§ REQUIREMENT:
Filter the entries below, keeping only lines with the word "temperature".

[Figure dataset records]
-=-=-=-=-

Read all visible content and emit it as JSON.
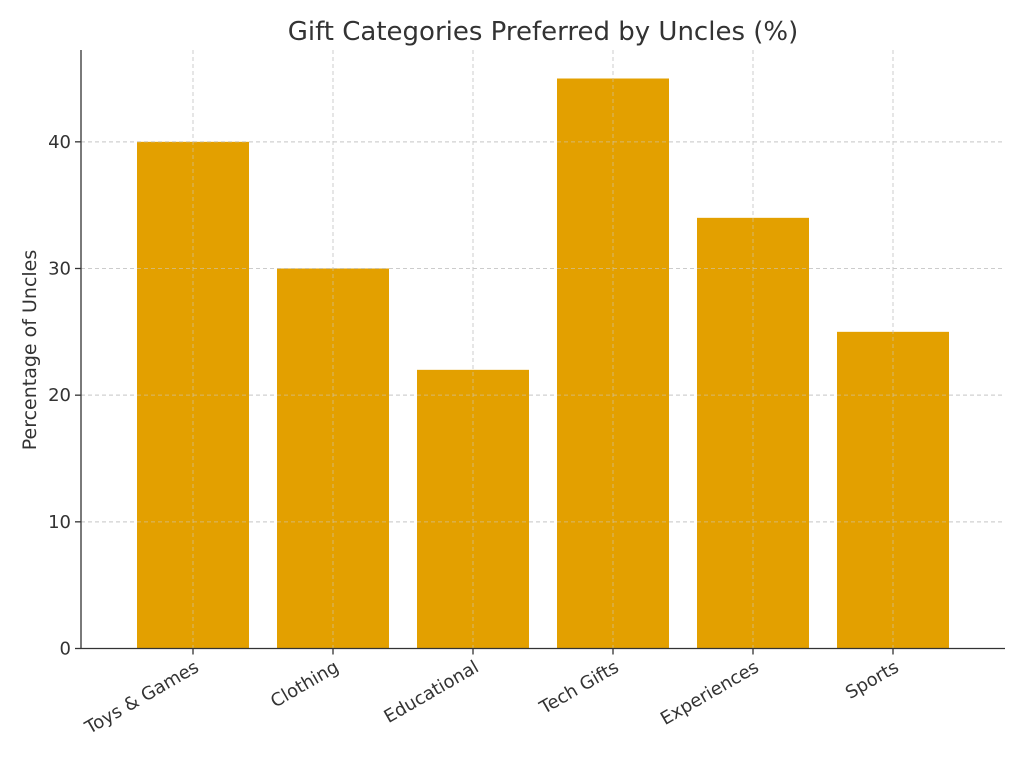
{
  "chart_data": {
    "type": "bar",
    "title": "Gift Categories Preferred by Uncles (%)",
    "xlabel": "",
    "ylabel": "Percentage of Uncles",
    "categories": [
      "Toys & Games",
      "Clothing",
      "Educational",
      "Tech Gifts",
      "Experiences",
      "Sports"
    ],
    "values": [
      40,
      30,
      22,
      45,
      34,
      25
    ],
    "ylim": [
      0,
      47.25
    ],
    "yticks": [
      0,
      10,
      20,
      30,
      40
    ],
    "bar_color": "#E3A000",
    "grid": true,
    "legend": "none"
  }
}
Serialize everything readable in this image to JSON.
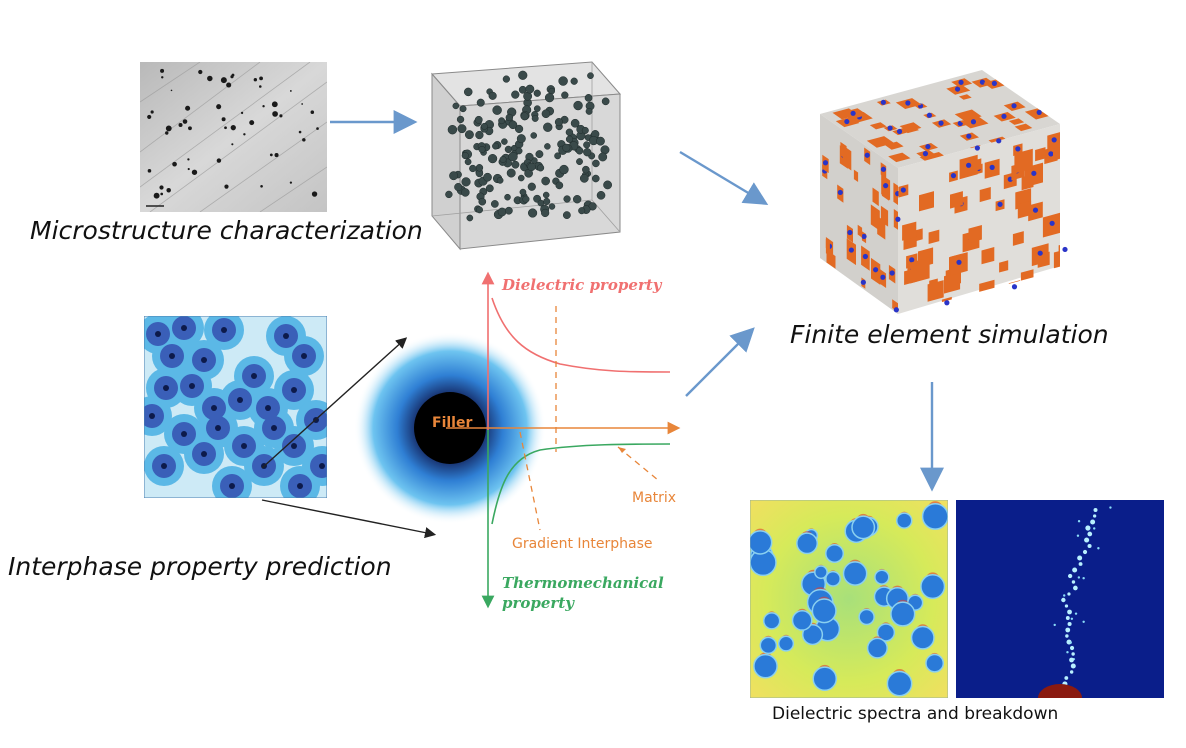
{
  "captions": {
    "microstructure": "Microstructure characterization",
    "interphase": "Interphase property prediction",
    "fem": "Finite element simulation",
    "spectra": "Dielectric spectra and breakdown"
  },
  "interphase_plot": {
    "dielectric_label": "Dielectric property",
    "thermo_label_line1": "Thermomechanical",
    "thermo_label_line2": "property",
    "filler_label": "Filler",
    "matrix_label": "Matrix",
    "gradient_label": "Gradient Interphase"
  },
  "colors": {
    "flow_arrow": "#6a98cc",
    "dielectric_curve": "#f07070",
    "thermo_curve": "#3aa860",
    "axis_orange": "#e8863a",
    "fem_orange": "#e26a23",
    "fem_blue": "#2a34c8"
  }
}
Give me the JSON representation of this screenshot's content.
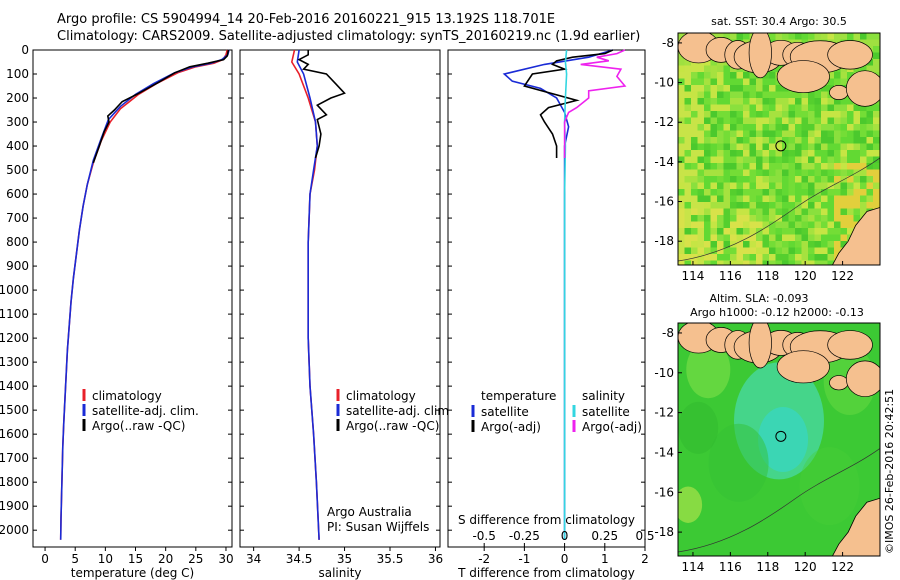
{
  "header": {
    "line1": "Argo profile: CS 5904994_14 20-Feb-2016 20160221_915 13.192S 118.701E",
    "line2": "Climatology: CARS2009. Satellite-adjusted climatology: synTS_20160219.nc (1.9d earlier)"
  },
  "watermark": "©IMOS 26-Feb-2016 20:42:51",
  "colors": {
    "climatology": "#e8202a",
    "satellite": "#1a2bd6",
    "argo": "#000000",
    "sal_satellite": "#33d6e0",
    "sal_argo": "#ee22ee",
    "land": "#f5c08f",
    "ocean_green": "#5ad632"
  },
  "chart_data": [
    {
      "type": "line",
      "id": "temperature",
      "xlabel": "temperature (deg C)",
      "xticks": [
        "0",
        "5",
        "10",
        "15",
        "20",
        "25",
        "30"
      ],
      "ylabel": "",
      "yticks": [
        "0",
        "100",
        "200",
        "300",
        "400",
        "500",
        "600",
        "700",
        "800",
        "900",
        "1000",
        "1100",
        "1200",
        "1300",
        "1400",
        "1500",
        "1600",
        "1700",
        "1800",
        "1900",
        "2000"
      ],
      "xlim": [
        -2,
        31
      ],
      "ylim": [
        2070,
        0
      ],
      "legend": {
        "position": "bottom-center",
        "items": [
          "climatology",
          "satellite-adj. clim.",
          "Argo(..raw -QC)"
        ]
      },
      "series": [
        {
          "name": "climatology",
          "color": "#e8202a",
          "points": [
            [
              30.2,
              0
            ],
            [
              30.0,
              20
            ],
            [
              29.5,
              40
            ],
            [
              28,
              55
            ],
            [
              25,
              70
            ],
            [
              22,
              95
            ],
            [
              18.5,
              140
            ],
            [
              15.5,
              185
            ],
            [
              12.5,
              245
            ],
            [
              10.8,
              300
            ],
            [
              9.3,
              380
            ],
            [
              8.0,
              470
            ],
            [
              7.0,
              560
            ],
            [
              6.3,
              650
            ],
            [
              5.7,
              750
            ],
            [
              5.2,
              850
            ],
            [
              4.7,
              950
            ],
            [
              4.3,
              1050
            ],
            [
              4.0,
              1150
            ],
            [
              3.7,
              1250
            ],
            [
              3.5,
              1350
            ],
            [
              3.3,
              1450
            ],
            [
              3.1,
              1550
            ],
            [
              2.95,
              1650
            ],
            [
              2.85,
              1750
            ],
            [
              2.75,
              1850
            ],
            [
              2.65,
              1950
            ],
            [
              2.6,
              2040
            ]
          ]
        },
        {
          "name": "satellite-adj. clim.",
          "color": "#1a2bd6",
          "points": [
            [
              30.5,
              0
            ],
            [
              30.3,
              20
            ],
            [
              29.3,
              40
            ],
            [
              27.5,
              55
            ],
            [
              24.5,
              70
            ],
            [
              21.5,
              95
            ],
            [
              18,
              140
            ],
            [
              15,
              185
            ],
            [
              12.5,
              235
            ],
            [
              10.5,
              290
            ],
            [
              9.3,
              370
            ],
            [
              8.0,
              460
            ],
            [
              7.0,
              560
            ],
            [
              6.3,
              650
            ],
            [
              5.7,
              750
            ],
            [
              5.2,
              850
            ],
            [
              4.7,
              950
            ],
            [
              4.3,
              1050
            ],
            [
              4.0,
              1150
            ],
            [
              3.7,
              1250
            ],
            [
              3.5,
              1350
            ],
            [
              3.3,
              1450
            ],
            [
              3.1,
              1550
            ],
            [
              2.95,
              1650
            ],
            [
              2.85,
              1750
            ],
            [
              2.75,
              1850
            ],
            [
              2.65,
              1950
            ],
            [
              2.6,
              2040
            ]
          ]
        },
        {
          "name": "Argo(..raw -QC)",
          "color": "#000000",
          "points": [
            [
              30.4,
              0
            ],
            [
              30.2,
              25
            ],
            [
              29.6,
              40
            ],
            [
              27,
              55
            ],
            [
              24,
              70
            ],
            [
              21.5,
              95
            ],
            [
              18.8,
              135
            ],
            [
              15.2,
              185
            ],
            [
              12.8,
              215
            ],
            [
              11.5,
              250
            ],
            [
              10.4,
              275
            ],
            [
              10.6,
              300
            ],
            [
              9.8,
              340
            ],
            [
              9.0,
              400
            ],
            [
              8.0,
              470
            ]
          ]
        }
      ]
    },
    {
      "type": "line",
      "id": "salinity",
      "xlabel": "salinity",
      "xticks": [
        "34",
        "34.5",
        "35",
        "35.5",
        "36"
      ],
      "xlim": [
        33.85,
        36.05
      ],
      "ylim": [
        2070,
        0
      ],
      "legend": {
        "position": "bottom-center",
        "items": [
          "climatology",
          "satellite-adj. clim.",
          "Argo(..raw -QC)"
        ]
      },
      "annotations": [
        "Argo Australia",
        "PI: Susan Wijffels"
      ],
      "series": [
        {
          "name": "climatology",
          "color": "#e8202a",
          "points": [
            [
              34.45,
              0
            ],
            [
              34.42,
              50
            ],
            [
              34.5,
              100
            ],
            [
              34.6,
              200
            ],
            [
              34.68,
              300
            ],
            [
              34.7,
              400
            ],
            [
              34.67,
              500
            ],
            [
              34.62,
              600
            ],
            [
              34.6,
              800
            ],
            [
              34.6,
              1000
            ],
            [
              34.6,
              1200
            ],
            [
              34.62,
              1400
            ],
            [
              34.66,
              1600
            ],
            [
              34.69,
              1800
            ],
            [
              34.72,
              2040
            ]
          ]
        },
        {
          "name": "satellite-adj. clim.",
          "color": "#1a2bd6",
          "points": [
            [
              34.5,
              0
            ],
            [
              34.48,
              50
            ],
            [
              34.55,
              100
            ],
            [
              34.62,
              200
            ],
            [
              34.68,
              300
            ],
            [
              34.7,
              400
            ],
            [
              34.66,
              500
            ],
            [
              34.62,
              600
            ],
            [
              34.6,
              800
            ],
            [
              34.6,
              1000
            ],
            [
              34.6,
              1200
            ],
            [
              34.62,
              1400
            ],
            [
              34.66,
              1600
            ],
            [
              34.69,
              1800
            ],
            [
              34.72,
              2040
            ]
          ]
        },
        {
          "name": "Argo(..raw -QC)",
          "color": "#000000",
          "points": [
            [
              34.6,
              0
            ],
            [
              34.6,
              20
            ],
            [
              34.5,
              40
            ],
            [
              34.6,
              60
            ],
            [
              34.55,
              80
            ],
            [
              34.8,
              100
            ],
            [
              34.9,
              140
            ],
            [
              35.0,
              180
            ],
            [
              34.85,
              200
            ],
            [
              34.7,
              230
            ],
            [
              34.8,
              270
            ],
            [
              34.7,
              290
            ],
            [
              34.74,
              350
            ],
            [
              34.72,
              400
            ],
            [
              34.68,
              450
            ]
          ]
        }
      ]
    },
    {
      "type": "line",
      "id": "difference",
      "xlabel": "T difference from climatology",
      "xticks": [
        "-2",
        "-1",
        "0",
        "1",
        "2"
      ],
      "x2label": "S difference from climatology",
      "x2ticks": [
        "-0.5",
        "-0.25",
        "0",
        "0.25",
        "0.5"
      ],
      "xlim": [
        -2.9,
        2.0
      ],
      "ylim": [
        2070,
        0
      ],
      "legend": {
        "position": "bottom",
        "temperature": [
          "temperature",
          "satellite",
          "Argo(-adj)"
        ],
        "salinity": [
          "salinity",
          "satellite",
          "Argo(-adj)"
        ]
      },
      "series": [
        {
          "name": "temperature satellite",
          "color": "#1a2bd6",
          "points": [
            [
              1.2,
              0
            ],
            [
              0.6,
              30
            ],
            [
              -0.5,
              60
            ],
            [
              -1.5,
              100
            ],
            [
              -1.3,
              130
            ],
            [
              -0.6,
              160
            ],
            [
              -0.2,
              200
            ],
            [
              0,
              260
            ],
            [
              0.1,
              320
            ],
            [
              0,
              400
            ],
            [
              0,
              600
            ],
            [
              0,
              1000
            ],
            [
              0,
              1500
            ],
            [
              0,
              2040
            ]
          ]
        },
        {
          "name": "temperature Argo(-adj)",
          "color": "#000000",
          "points": [
            [
              1.2,
              0
            ],
            [
              1.0,
              15
            ],
            [
              0.2,
              30
            ],
            [
              -0.2,
              45
            ],
            [
              -0.3,
              60
            ],
            [
              0,
              80
            ],
            [
              -0.8,
              100
            ],
            [
              -1.0,
              150
            ],
            [
              0.3,
              210
            ],
            [
              -0.4,
              240
            ],
            [
              -0.6,
              270
            ],
            [
              -0.5,
              300
            ],
            [
              -0.3,
              350
            ],
            [
              -0.2,
              400
            ],
            [
              -0.2,
              450
            ]
          ]
        },
        {
          "name": "salinity satellite",
          "color": "#33d6e0",
          "points": [
            [
              0.05,
              0
            ],
            [
              0.02,
              50
            ],
            [
              0.05,
              100
            ],
            [
              0.02,
              200
            ],
            [
              0,
              300
            ],
            [
              0.02,
              400
            ],
            [
              0,
              600
            ],
            [
              0,
              1000
            ],
            [
              0,
              1500
            ],
            [
              0,
              2040
            ]
          ]
        },
        {
          "name": "salinity Argo(-adj)",
          "color": "#ee22ee",
          "points": [
            [
              1.5,
              0
            ],
            [
              1.3,
              15
            ],
            [
              0.8,
              30
            ],
            [
              1.1,
              45
            ],
            [
              0.4,
              60
            ],
            [
              1.4,
              80
            ],
            [
              1.3,
              110
            ],
            [
              1.5,
              150
            ],
            [
              0.6,
              170
            ],
            [
              0.6,
              200
            ],
            [
              0.3,
              240
            ],
            [
              0.1,
              260
            ],
            [
              0,
              300
            ],
            [
              0,
              400
            ],
            [
              0,
              450
            ]
          ]
        }
      ]
    },
    {
      "type": "heatmap",
      "id": "sst-map",
      "title": "sat. SST: 30.4 Argo: 30.5",
      "xticks": [
        "114",
        "116",
        "118",
        "120",
        "122"
      ],
      "yticks": [
        "-8",
        "-10",
        "-12",
        "-14",
        "-16",
        "-18"
      ],
      "xlim": [
        113.2,
        124.0
      ],
      "ylim": [
        -19.2,
        -7.5
      ],
      "argo_location": [
        118.7,
        -13.19
      ]
    },
    {
      "type": "heatmap",
      "id": "sla-map",
      "title": "Altim. SLA: -0.093",
      "subtitle": "Argo h1000: -0.12 h2000: -0.13",
      "xticks": [
        "114",
        "116",
        "118",
        "120",
        "122"
      ],
      "yticks": [
        "-8",
        "-10",
        "-12",
        "-14",
        "-16",
        "-18"
      ],
      "xlim": [
        113.2,
        124.0
      ],
      "ylim": [
        -19.2,
        -7.5
      ],
      "argo_location": [
        118.7,
        -13.19
      ]
    }
  ]
}
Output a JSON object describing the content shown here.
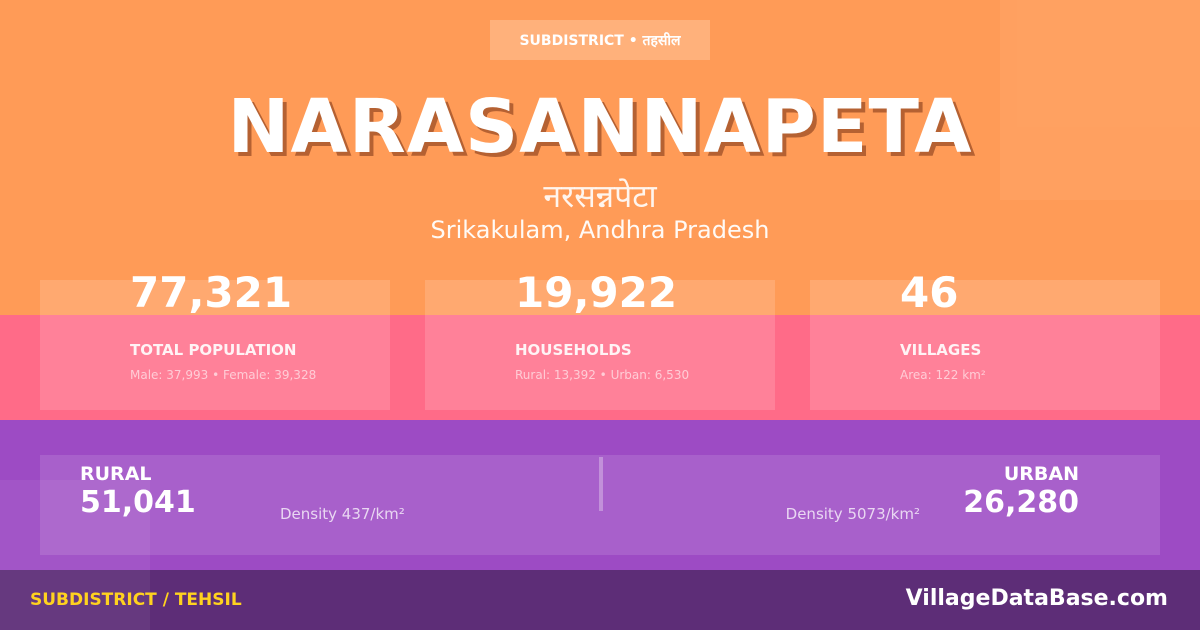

-=-=-=-=-

§ RESULT:
      "id": "temperature",
      "xlabel": "temperature (deg C)",
        "temperature": [
          "temperature",
          "name": "temperature satellite",
          "name": "temperature Argo(-adj)",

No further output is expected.